_Extrait de la page:_
Djaïli Amadou Amal: «J’ai décidé de protéger mes filles»

Elle est la surprise de la dernière sélection du Goncourt 2020. Rencontre, par écrans interposés, avec cette écrivaine camerounaise, militante fervente pour le droit des femmes, en lice avec un roman de combat, «Les Impatientes»

A Douala, c’est la fin des pluies et le début de la saison sèche. Dans cette ville où vit la romancière et militante Djaïli Amadou Amal – avec son troisième époux, lui aussi écrivain –, la poussière se répand, dit-elle, s’excusant d’une petite toux. Nous parlons d’écran à écran, mais cette Camerounaise était il y a peu à Morges au Livre sur les quais: «C’est tellement beau et calme. On s’y sent bien, en paix.»

Depuis, grâce à son roman Les Impatientes, Djaïli Amadou Amal vit une aventure étonnante. «Nous serons peut-être interrompues, j’attends des nouvelles du consulat de France.» Elle qui est arrivée de façon inespérée, seule femme, seule Africaine, seule militante, dans le dernier carré des prétendants au Goncourt, veut s’envoler pour Paris. Le prix devait être proclamé le 10 novembre, il est différé tant que les librairies sont fermées. Qu’importent les restrictions dues à la pandémie, Djaïli Amadou Amal veut venir pour ce prix, pour parler de son livre – déjà Prix Orange en Afrique –, pour appuyer sa participation au Goncourt des lycéens.

 

Histoire de mots

 

Si Djaïli Amadou Amal vit aujourd’hui à Douala, elle est née en 1975, comme les trois héroïnes des Impatientes, à Maroua au nord du Cameroun, dans une famille peule sédentarisée. Avec les siens, elle parle le fulfudé, la langue d’Amadou Hampâté Bâ, précise-t-elle non sans fierté, mais elle a toujours écrit en français. Son histoire est une histoire de mots, de parole, de lecture et d’écriture. Si elle est aujourd’hui une romancière reconnue au Cameroun, si elle peut militer activement pour les droits des femmes dans les régions peules, si elle est publiée en France et en lice pour le Goncourt, c’est aux livres et à son écriture qu’elle le doit.

_Données fournies:_
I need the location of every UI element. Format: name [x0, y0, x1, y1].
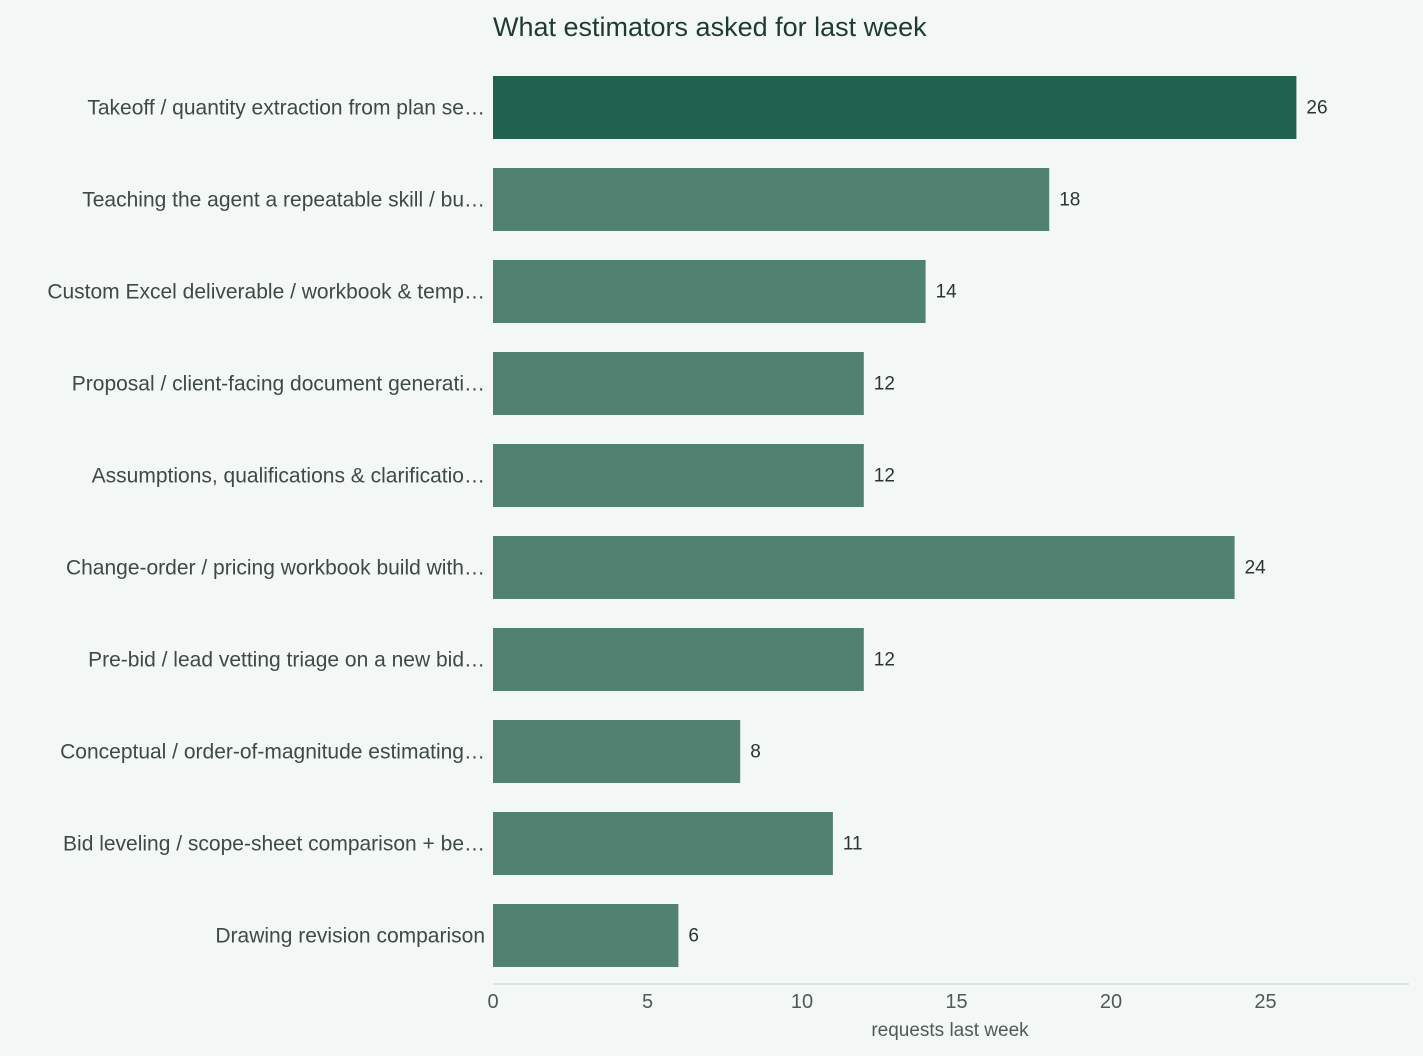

_Consignes:_
a: Traduisez en anglais cette phrase de l'article sur Djaïli Amadou Amal : « Le prix devait être proclamé le 10 novembre, il est différé tant que les librairies sont fermées. »
b: D'après l'article sur Djaïli Amadou Amal, en quelle année et dans quelle ville est-elle née ?
c: Relevez toutes les villes mentionnées dans l'article sur Djaïli Amadou Amal.

_Exercice corrigé:_
a: The prize was supposed to be announced on November 10; it has been postponed for as long as bookstores are closed.

b: En 1975, à Maroua, au nord du Cameroun.

c: Douala, Morges, Paris, Maroua